REQUIREMENTS:
Update the records below by changing every "table-row" to "data-row" and leaving all else as it is.

## Start LISTED RECORDS

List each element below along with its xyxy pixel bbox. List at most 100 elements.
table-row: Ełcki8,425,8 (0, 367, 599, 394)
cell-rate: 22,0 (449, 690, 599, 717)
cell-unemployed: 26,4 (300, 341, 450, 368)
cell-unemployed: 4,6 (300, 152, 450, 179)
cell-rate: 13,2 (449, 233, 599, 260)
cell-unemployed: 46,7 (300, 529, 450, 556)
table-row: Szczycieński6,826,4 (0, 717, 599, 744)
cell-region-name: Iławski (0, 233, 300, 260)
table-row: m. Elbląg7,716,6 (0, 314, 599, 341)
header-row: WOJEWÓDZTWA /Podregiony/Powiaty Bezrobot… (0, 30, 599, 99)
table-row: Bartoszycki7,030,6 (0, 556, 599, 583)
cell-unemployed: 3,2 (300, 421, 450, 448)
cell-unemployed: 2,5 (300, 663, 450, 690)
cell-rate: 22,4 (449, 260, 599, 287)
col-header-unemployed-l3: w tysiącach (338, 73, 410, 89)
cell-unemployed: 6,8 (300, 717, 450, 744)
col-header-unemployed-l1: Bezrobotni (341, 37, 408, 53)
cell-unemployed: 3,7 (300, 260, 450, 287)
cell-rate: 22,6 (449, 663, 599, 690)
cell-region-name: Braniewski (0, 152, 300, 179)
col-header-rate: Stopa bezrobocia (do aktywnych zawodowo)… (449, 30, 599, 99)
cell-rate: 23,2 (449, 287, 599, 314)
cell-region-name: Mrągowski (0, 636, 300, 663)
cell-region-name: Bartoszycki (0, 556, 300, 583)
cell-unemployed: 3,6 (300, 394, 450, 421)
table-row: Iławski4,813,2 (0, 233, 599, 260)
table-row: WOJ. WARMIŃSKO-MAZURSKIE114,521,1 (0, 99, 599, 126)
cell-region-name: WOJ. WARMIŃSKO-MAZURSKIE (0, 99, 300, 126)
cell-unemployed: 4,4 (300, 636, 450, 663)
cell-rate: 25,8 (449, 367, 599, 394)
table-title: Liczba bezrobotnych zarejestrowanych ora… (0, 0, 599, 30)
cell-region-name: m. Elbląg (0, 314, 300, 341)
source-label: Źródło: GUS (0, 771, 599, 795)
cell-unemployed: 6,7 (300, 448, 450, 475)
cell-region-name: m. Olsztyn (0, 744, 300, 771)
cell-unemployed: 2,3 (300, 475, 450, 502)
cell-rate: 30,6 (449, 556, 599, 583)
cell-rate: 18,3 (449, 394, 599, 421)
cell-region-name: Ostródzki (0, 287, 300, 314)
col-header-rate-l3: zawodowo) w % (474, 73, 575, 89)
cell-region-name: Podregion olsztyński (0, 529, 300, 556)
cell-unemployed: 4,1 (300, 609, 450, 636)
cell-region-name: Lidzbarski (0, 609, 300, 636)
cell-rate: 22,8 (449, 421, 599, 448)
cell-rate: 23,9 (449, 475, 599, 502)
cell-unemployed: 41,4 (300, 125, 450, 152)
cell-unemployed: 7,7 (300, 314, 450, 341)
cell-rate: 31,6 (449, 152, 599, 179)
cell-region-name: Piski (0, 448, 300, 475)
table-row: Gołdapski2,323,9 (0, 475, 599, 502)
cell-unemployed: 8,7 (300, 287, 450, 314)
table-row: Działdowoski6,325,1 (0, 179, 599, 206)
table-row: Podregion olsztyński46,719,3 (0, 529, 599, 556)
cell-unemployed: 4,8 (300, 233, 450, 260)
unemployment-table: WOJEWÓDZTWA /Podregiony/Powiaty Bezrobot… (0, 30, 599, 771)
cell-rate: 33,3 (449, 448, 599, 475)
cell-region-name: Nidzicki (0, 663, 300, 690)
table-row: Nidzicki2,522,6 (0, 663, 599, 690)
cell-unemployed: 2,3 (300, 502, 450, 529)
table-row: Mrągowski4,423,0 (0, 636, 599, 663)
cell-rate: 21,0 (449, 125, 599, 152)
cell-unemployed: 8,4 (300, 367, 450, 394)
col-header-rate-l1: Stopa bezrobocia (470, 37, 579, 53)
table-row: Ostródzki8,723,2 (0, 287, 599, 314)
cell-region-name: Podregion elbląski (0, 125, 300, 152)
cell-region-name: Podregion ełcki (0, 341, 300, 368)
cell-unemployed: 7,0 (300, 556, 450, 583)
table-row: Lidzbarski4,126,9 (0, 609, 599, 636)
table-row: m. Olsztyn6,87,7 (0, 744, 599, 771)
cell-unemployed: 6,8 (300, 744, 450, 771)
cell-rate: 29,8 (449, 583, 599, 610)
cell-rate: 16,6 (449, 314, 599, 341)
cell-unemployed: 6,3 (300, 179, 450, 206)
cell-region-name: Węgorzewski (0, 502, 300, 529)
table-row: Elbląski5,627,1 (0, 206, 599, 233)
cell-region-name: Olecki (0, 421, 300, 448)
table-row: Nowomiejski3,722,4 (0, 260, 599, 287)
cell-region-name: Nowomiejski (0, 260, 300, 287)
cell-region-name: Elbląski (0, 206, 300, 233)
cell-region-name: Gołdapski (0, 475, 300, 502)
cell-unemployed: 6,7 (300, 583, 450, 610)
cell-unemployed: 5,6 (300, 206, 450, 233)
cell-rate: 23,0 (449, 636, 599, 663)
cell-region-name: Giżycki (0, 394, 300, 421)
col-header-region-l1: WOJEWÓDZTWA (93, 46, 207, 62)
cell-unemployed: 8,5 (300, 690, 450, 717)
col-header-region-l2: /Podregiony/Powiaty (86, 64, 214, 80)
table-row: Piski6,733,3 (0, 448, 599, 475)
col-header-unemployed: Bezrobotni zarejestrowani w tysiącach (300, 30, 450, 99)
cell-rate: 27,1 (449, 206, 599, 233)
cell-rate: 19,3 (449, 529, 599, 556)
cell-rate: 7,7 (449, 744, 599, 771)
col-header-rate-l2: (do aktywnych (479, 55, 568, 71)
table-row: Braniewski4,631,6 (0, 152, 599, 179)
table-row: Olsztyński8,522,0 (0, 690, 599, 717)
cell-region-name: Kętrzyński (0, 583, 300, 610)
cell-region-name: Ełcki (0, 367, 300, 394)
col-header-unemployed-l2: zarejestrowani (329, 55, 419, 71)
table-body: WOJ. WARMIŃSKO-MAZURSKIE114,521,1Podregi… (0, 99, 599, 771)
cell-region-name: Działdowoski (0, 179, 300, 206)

## End LISTED RECORDS

ANSWER TO THIS PROBLEM:
List each element below along with its xyxy pixel bbox. List at most 100 elements.
data-row: Ełcki8,425,8 (0, 367, 599, 394)
cell-rate: 22,0 (449, 690, 599, 717)
cell-unemployed: 26,4 (300, 341, 450, 368)
cell-unemployed: 4,6 (300, 152, 450, 179)
cell-rate: 13,2 (449, 233, 599, 260)
cell-unemployed: 46,7 (300, 529, 450, 556)
data-row: Szczycieński6,826,4 (0, 717, 599, 744)
cell-region-name: Iławski (0, 233, 300, 260)
data-row: m. Elbląg7,716,6 (0, 314, 599, 341)
header-row: WOJEWÓDZTWA /Podregiony/Powiaty Bezrobot… (0, 30, 599, 99)
data-row: Bartoszycki7,030,6 (0, 556, 599, 583)
cell-unemployed: 3,2 (300, 421, 450, 448)
cell-unemployed: 2,5 (300, 663, 450, 690)
cell-rate: 22,4 (449, 260, 599, 287)
col-header-unemployed-l3: w tysiącach (338, 73, 410, 89)
cell-unemployed: 6,8 (300, 717, 450, 744)
col-header-unemployed-l1: Bezrobotni (341, 37, 408, 53)
cell-unemployed: 3,7 (300, 260, 450, 287)
cell-rate: 22,6 (449, 663, 599, 690)
cell-region-name: Braniewski (0, 152, 300, 179)
col-header-rate: Stopa bezrobocia (do aktywnych zawodowo)… (449, 30, 599, 99)
cell-rate: 23,2 (449, 287, 599, 314)
cell-region-name: Mrągowski (0, 636, 300, 663)
cell-region-name: Bartoszycki (0, 556, 300, 583)
cell-unemployed: 3,6 (300, 394, 450, 421)
data-row: Iławski4,813,2 (0, 233, 599, 260)
data-row: WOJ. WARMIŃSKO-MAZURSKIE114,521,1 (0, 99, 599, 126)
cell-region-name: WOJ. WARMIŃSKO-MAZURSKIE (0, 99, 300, 126)
cell-unemployed: 4,4 (300, 636, 450, 663)
cell-rate: 25,8 (449, 367, 599, 394)
table-title: Liczba bezrobotnych zarejestrowanych ora… (0, 0, 599, 30)
cell-region-name: m. Elbląg (0, 314, 300, 341)
source-label: Źródło: GUS (0, 771, 599, 795)
cell-unemployed: 6,7 (300, 448, 450, 475)
cell-region-name: m. Olsztyn (0, 744, 300, 771)
cell-unemployed: 2,3 (300, 475, 450, 502)
cell-rate: 30,6 (449, 556, 599, 583)
cell-rate: 18,3 (449, 394, 599, 421)
cell-region-name: Ostródzki (0, 287, 300, 314)
col-header-rate-l3: zawodowo) w % (474, 73, 575, 89)
cell-region-name: Podregion olsztyński (0, 529, 300, 556)
cell-unemployed: 4,1 (300, 609, 450, 636)
cell-region-name: Lidzbarski (0, 609, 300, 636)
cell-rate: 22,8 (449, 421, 599, 448)
cell-rate: 23,9 (449, 475, 599, 502)
cell-unemployed: 41,4 (300, 125, 450, 152)
cell-unemployed: 7,7 (300, 314, 450, 341)
cell-rate: 31,6 (449, 152, 599, 179)
cell-region-name: Piski (0, 448, 300, 475)
data-row: Gołdapski2,323,9 (0, 475, 599, 502)
cell-unemployed: 8,7 (300, 287, 450, 314)
data-row: Działdowoski6,325,1 (0, 179, 599, 206)
data-row: Podregion olsztyński46,719,3 (0, 529, 599, 556)
cell-unemployed: 4,8 (300, 233, 450, 260)
unemployment-table: WOJEWÓDZTWA /Podregiony/Powiaty Bezrobot… (0, 30, 599, 771)
cell-rate: 33,3 (449, 448, 599, 475)
cell-region-name: Nidzicki (0, 663, 300, 690)
data-row: Nidzicki2,522,6 (0, 663, 599, 690)
cell-unemployed: 2,3 (300, 502, 450, 529)
data-row: Mrągowski4,423,0 (0, 636, 599, 663)
cell-rate: 21,0 (449, 125, 599, 152)
cell-unemployed: 8,4 (300, 367, 450, 394)
col-header-rate-l1: Stopa bezrobocia (470, 37, 579, 53)
data-row: Ostródzki8,723,2 (0, 287, 599, 314)
cell-region-name: Podregion elbląski (0, 125, 300, 152)
cell-region-name: Podregion ełcki (0, 341, 300, 368)
cell-unemployed: 7,0 (300, 556, 450, 583)
data-row: Lidzbarski4,126,9 (0, 609, 599, 636)
data-row: m. Olsztyn6,87,7 (0, 744, 599, 771)
cell-unemployed: 6,8 (300, 744, 450, 771)
cell-rate: 29,8 (449, 583, 599, 610)
cell-rate: 16,6 (449, 314, 599, 341)
cell-unemployed: 6,3 (300, 179, 450, 206)
cell-region-name: Węgorzewski (0, 502, 300, 529)
data-row: Elbląski5,627,1 (0, 206, 599, 233)
cell-region-name: Olecki (0, 421, 300, 448)
data-row: Nowomiejski3,722,4 (0, 260, 599, 287)
cell-region-name: Nowomiejski (0, 260, 300, 287)
cell-region-name: Elbląski (0, 206, 300, 233)
cell-region-name: Gołdapski (0, 475, 300, 502)
cell-unemployed: 6,7 (300, 583, 450, 610)
cell-unemployed: 5,6 (300, 206, 450, 233)
cell-rate: 23,0 (449, 636, 599, 663)
cell-region-name: Giżycki (0, 394, 300, 421)
col-header-region-l1: WOJEWÓDZTWA (93, 46, 207, 62)
cell-unemployed: 8,5 (300, 690, 450, 717)
col-header-region-l2: /Podregiony/Powiaty (86, 64, 214, 80)
data-row: Piski6,733,3 (0, 448, 599, 475)
col-header-unemployed: Bezrobotni zarejestrowani w tysiącach (300, 30, 450, 99)
cell-rate: 27,1 (449, 206, 599, 233)
cell-rate: 19,3 (449, 529, 599, 556)
cell-rate: 7,7 (449, 744, 599, 771)
col-header-rate-l2: (do aktywnych (479, 55, 568, 71)
data-row: Braniewski4,631,6 (0, 152, 599, 179)
data-row: Olsztyński8,522,0 (0, 690, 599, 717)
cell-region-name: Kętrzyński (0, 583, 300, 610)
cell-region-name: Ełcki (0, 367, 300, 394)
col-header-unemployed-l2: zarejestrowani (329, 55, 419, 71)
table-body: WOJ. WARMIŃSKO-MAZURSKIE114,521,1Podregi… (0, 99, 599, 771)
cell-region-name: Działdowoski (0, 179, 300, 206)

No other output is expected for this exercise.